— Begin WORKING DATA —

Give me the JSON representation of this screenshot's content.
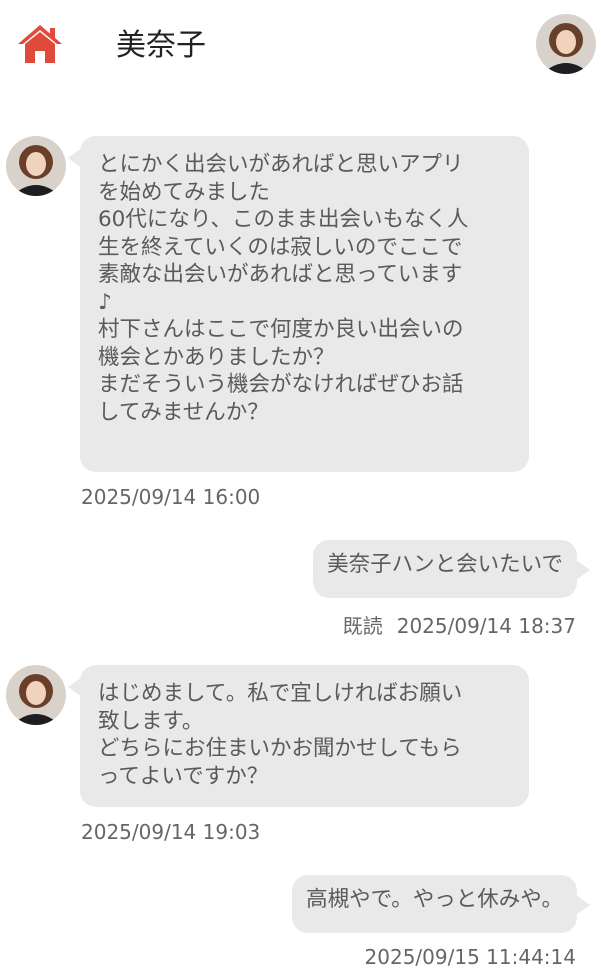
{
  "header": {
    "title": "美奈子",
    "home_icon": "home-icon",
    "accent_color": "#e04a3a"
  },
  "messages": [
    {
      "direction": "incoming",
      "text": "とにかく出会いがあればと思いアプリ\nを始めてみました\n60代になり、このまま出会いもなく人\n生を終えていくのは寂しいのでここで\n素敵な出会いがあればと思っています\n♪\n村下さんはここで何度か良い出会いの\n機会とかありましたか？\nまだそういう機会がなければぜひお話\nしてみませんか？",
      "timestamp": "2025/09/14 16:00"
    },
    {
      "direction": "outgoing",
      "text": "美奈子ハンと会いたいで",
      "read_label": "既読",
      "timestamp": "2025/09/14 18:37"
    },
    {
      "direction": "incoming",
      "text": "はじめまして。私で宜しければお願い\n致します。\nどちらにお住まいかお聞かせしてもら\nってよいですか？",
      "timestamp": "2025/09/14 19:03"
    },
    {
      "direction": "outgoing",
      "text": "高槻やで。やっと休みや。",
      "timestamp": "2025/09/15 11:44:14"
    }
  ]
}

— End WORKING DATA —

WRITTEN INSTRUCTION >> Print out every entry above without changing a word, and leave out the pictures.

ANSWER TO THE PROBLEM >>
Give me the JSON representation of this screenshot's content.
{
  "header": {
    "title": "美奈子",
    "home_icon": "home-icon",
    "accent_color": "#e04a3a"
  },
  "messages": [
    {
      "direction": "incoming",
      "text": "とにかく出会いがあればと思いアプリ\nを始めてみました\n60代になり、このまま出会いもなく人\n生を終えていくのは寂しいのでここで\n素敵な出会いがあればと思っています\n♪\n村下さんはここで何度か良い出会いの\n機会とかありましたか？\nまだそういう機会がなければぜひお話\nしてみませんか？",
      "timestamp": "2025/09/14 16:00"
    },
    {
      "direction": "outgoing",
      "text": "美奈子ハンと会いたいで",
      "read_label": "既読",
      "timestamp": "2025/09/14 18:37"
    },
    {
      "direction": "incoming",
      "text": "はじめまして。私で宜しければお願い\n致します。\nどちらにお住まいかお聞かせしてもら\nってよいですか？",
      "timestamp": "2025/09/14 19:03"
    },
    {
      "direction": "outgoing",
      "text": "高槻やで。やっと休みや。",
      "timestamp": "2025/09/15 11:44:14"
    }
  ]
}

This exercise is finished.